* _Material supplied_
○ ○ ○ ○ ○

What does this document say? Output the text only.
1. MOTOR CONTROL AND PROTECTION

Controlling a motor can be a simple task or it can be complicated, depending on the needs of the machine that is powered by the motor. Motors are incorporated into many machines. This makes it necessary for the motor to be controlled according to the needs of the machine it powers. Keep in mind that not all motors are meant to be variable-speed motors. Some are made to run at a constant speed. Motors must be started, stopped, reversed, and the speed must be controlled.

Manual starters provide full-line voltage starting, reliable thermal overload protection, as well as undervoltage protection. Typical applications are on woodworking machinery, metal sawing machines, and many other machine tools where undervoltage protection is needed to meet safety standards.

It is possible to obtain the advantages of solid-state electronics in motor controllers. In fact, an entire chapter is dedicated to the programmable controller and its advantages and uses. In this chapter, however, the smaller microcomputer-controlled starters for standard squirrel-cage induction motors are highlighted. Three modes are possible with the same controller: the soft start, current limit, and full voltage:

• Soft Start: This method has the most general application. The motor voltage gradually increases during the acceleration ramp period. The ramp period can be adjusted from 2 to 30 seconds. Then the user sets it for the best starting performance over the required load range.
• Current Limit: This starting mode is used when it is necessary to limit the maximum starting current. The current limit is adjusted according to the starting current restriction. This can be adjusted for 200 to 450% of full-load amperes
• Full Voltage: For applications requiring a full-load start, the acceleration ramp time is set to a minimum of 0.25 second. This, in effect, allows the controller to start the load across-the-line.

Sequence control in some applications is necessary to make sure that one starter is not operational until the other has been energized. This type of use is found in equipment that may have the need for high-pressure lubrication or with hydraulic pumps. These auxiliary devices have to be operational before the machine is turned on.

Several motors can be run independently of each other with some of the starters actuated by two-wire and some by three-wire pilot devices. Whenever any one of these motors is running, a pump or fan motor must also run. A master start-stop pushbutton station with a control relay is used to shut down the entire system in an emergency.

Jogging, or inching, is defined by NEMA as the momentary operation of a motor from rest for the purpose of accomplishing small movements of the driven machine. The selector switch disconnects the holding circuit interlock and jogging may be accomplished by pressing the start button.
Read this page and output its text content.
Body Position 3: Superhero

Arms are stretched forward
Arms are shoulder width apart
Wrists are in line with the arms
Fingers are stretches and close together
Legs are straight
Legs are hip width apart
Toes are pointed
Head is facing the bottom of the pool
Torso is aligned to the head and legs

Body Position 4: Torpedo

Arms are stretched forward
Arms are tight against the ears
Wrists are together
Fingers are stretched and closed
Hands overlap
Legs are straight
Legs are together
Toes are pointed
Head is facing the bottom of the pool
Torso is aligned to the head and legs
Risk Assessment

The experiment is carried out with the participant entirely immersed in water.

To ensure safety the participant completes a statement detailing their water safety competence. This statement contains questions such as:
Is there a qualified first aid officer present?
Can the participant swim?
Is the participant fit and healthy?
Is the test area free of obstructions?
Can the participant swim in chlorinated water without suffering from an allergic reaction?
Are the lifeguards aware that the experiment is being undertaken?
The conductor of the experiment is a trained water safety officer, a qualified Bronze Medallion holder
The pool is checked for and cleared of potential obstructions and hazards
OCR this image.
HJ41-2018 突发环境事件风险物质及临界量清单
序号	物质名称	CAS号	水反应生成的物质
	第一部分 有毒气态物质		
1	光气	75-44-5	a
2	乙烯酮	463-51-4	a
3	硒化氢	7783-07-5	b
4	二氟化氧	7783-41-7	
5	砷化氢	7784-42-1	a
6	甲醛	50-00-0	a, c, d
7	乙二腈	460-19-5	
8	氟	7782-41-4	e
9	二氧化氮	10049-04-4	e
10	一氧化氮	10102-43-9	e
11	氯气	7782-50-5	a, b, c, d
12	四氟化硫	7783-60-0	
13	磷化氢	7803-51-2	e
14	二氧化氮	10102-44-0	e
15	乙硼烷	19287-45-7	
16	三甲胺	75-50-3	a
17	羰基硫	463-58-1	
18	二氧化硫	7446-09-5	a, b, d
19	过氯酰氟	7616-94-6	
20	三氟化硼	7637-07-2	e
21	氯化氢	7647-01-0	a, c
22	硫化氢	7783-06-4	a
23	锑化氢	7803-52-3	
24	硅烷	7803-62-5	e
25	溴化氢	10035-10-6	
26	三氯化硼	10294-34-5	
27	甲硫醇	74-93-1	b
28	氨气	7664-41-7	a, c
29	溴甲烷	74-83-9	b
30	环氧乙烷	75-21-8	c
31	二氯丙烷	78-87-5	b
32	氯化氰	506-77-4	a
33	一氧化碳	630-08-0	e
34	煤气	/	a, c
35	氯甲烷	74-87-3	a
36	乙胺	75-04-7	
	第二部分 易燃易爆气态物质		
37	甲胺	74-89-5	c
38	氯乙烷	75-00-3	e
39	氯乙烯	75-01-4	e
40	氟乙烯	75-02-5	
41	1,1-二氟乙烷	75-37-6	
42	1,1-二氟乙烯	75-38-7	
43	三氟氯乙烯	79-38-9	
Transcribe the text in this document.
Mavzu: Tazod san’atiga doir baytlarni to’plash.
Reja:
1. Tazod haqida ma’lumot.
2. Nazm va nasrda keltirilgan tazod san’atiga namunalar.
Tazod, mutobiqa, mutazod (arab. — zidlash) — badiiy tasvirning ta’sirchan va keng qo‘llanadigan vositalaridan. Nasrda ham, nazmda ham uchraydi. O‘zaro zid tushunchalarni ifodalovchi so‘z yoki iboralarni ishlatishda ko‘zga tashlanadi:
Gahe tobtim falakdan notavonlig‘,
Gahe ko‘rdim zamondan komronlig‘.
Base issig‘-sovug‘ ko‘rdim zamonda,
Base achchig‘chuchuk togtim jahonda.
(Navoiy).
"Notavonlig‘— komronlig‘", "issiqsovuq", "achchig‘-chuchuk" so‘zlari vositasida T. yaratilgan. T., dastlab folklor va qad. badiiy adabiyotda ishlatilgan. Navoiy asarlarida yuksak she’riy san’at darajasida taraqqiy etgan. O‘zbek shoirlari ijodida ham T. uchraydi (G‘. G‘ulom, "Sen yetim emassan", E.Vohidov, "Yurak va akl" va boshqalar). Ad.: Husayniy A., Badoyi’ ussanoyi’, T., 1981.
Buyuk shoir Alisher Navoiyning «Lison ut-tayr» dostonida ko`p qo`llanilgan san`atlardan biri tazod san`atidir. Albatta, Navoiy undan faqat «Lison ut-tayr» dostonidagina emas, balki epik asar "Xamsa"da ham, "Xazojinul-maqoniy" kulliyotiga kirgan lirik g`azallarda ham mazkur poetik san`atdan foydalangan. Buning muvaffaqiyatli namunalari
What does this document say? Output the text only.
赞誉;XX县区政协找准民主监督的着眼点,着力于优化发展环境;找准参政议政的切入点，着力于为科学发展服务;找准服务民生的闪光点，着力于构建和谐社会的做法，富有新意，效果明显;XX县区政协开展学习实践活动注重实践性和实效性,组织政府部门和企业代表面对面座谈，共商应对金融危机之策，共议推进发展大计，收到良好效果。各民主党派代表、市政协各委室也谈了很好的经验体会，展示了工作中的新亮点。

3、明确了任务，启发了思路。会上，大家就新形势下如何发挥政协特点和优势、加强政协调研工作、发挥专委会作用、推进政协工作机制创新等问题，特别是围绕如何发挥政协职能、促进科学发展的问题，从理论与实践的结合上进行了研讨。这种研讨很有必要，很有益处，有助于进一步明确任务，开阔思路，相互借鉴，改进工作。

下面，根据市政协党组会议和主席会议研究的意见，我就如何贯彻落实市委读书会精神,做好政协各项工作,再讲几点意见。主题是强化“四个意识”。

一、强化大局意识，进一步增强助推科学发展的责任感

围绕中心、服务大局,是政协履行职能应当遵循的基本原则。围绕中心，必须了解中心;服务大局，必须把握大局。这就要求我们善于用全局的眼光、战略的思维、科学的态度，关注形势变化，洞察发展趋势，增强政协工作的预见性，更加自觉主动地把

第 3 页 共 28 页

○ ○ ○ ○ ○

* _Your goal_
Among the lines of the material, find those that hold the word "controller" and copy them.

* _Solution_
It is possible to obtain the advantages of solid-state electronics in motor controllers. In fact, an entire chapter is dedicated to the programmable controller and its advantages and uses. In this chapter, however, the smaller microcomputer-controlled starters for standard squirrel-cage induction motors are highlighted. Three modes are possible with the same controller: the soft start, current limit, and full voltage:
• Full Voltage: For applications requiring a full-load start, the acceleration ramp time is set to a minimum of 0.25 second. This, in effect, allows the controller to start the load across-the-line.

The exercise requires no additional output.